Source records
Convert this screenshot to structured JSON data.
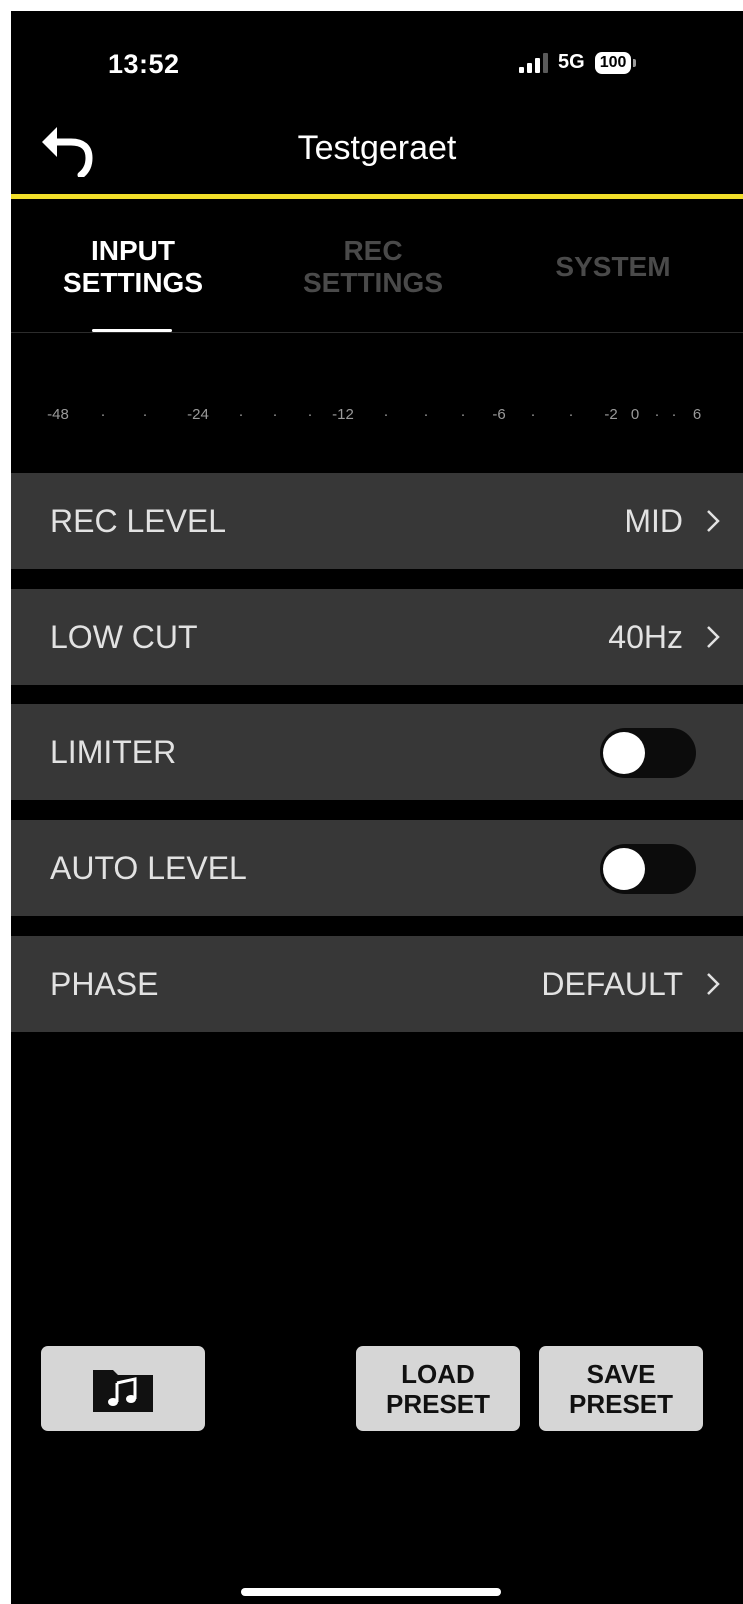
{
  "status_bar": {
    "time": "13:52",
    "network": "5G",
    "battery": "100"
  },
  "nav": {
    "title": "Testgeraet",
    "back_icon": "undo-arrow-icon"
  },
  "tabs": [
    {
      "label": "INPUT\nSETTINGS",
      "active": true
    },
    {
      "label": "REC\nSETTINGS",
      "active": false
    },
    {
      "label": "SYSTEM",
      "active": false
    }
  ],
  "meter_scale": [
    "-48",
    "·",
    "·",
    "-24",
    "·",
    "·",
    "·",
    "-12",
    "·",
    "·",
    "·",
    "-6",
    "·",
    "·",
    "-2",
    "0",
    "·",
    "·",
    "6"
  ],
  "settings": {
    "rec_level": {
      "label": "REC LEVEL",
      "value": "MID"
    },
    "low_cut": {
      "label": "LOW CUT",
      "value": "40Hz"
    },
    "limiter": {
      "label": "LIMITER",
      "on": false
    },
    "auto_level": {
      "label": "AUTO LEVEL",
      "on": false
    },
    "phase": {
      "label": "PHASE",
      "value": "DEFAULT"
    }
  },
  "footer": {
    "folder_icon": "music-folder-icon",
    "load_preset": "LOAD\nPRESET",
    "save_preset": "SAVE\nPRESET"
  },
  "colors": {
    "accent": "#f2df2a",
    "row_background": "#373737",
    "inactive_tab": "#4a4a4a"
  }
}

_Work required_. Every entry above needs to be retyped exactly; drop the pictures.

_Task solution_.
Convert this screenshot to structured JSON data.
{
  "status_bar": {
    "time": "13:52",
    "network": "5G",
    "battery": "100"
  },
  "nav": {
    "title": "Testgeraet",
    "back_icon": "undo-arrow-icon"
  },
  "tabs": [
    {
      "label": "INPUT\nSETTINGS",
      "active": true
    },
    {
      "label": "REC\nSETTINGS",
      "active": false
    },
    {
      "label": "SYSTEM",
      "active": false
    }
  ],
  "meter_scale": [
    "-48",
    "·",
    "·",
    "-24",
    "·",
    "·",
    "·",
    "-12",
    "·",
    "·",
    "·",
    "-6",
    "·",
    "·",
    "-2",
    "0",
    "·",
    "·",
    "6"
  ],
  "settings": {
    "rec_level": {
      "label": "REC LEVEL",
      "value": "MID"
    },
    "low_cut": {
      "label": "LOW CUT",
      "value": "40Hz"
    },
    "limiter": {
      "label": "LIMITER",
      "on": false
    },
    "auto_level": {
      "label": "AUTO LEVEL",
      "on": false
    },
    "phase": {
      "label": "PHASE",
      "value": "DEFAULT"
    }
  },
  "footer": {
    "folder_icon": "music-folder-icon",
    "load_preset": "LOAD\nPRESET",
    "save_preset": "SAVE\nPRESET"
  },
  "colors": {
    "accent": "#f2df2a",
    "row_background": "#373737",
    "inactive_tab": "#4a4a4a"
  }
}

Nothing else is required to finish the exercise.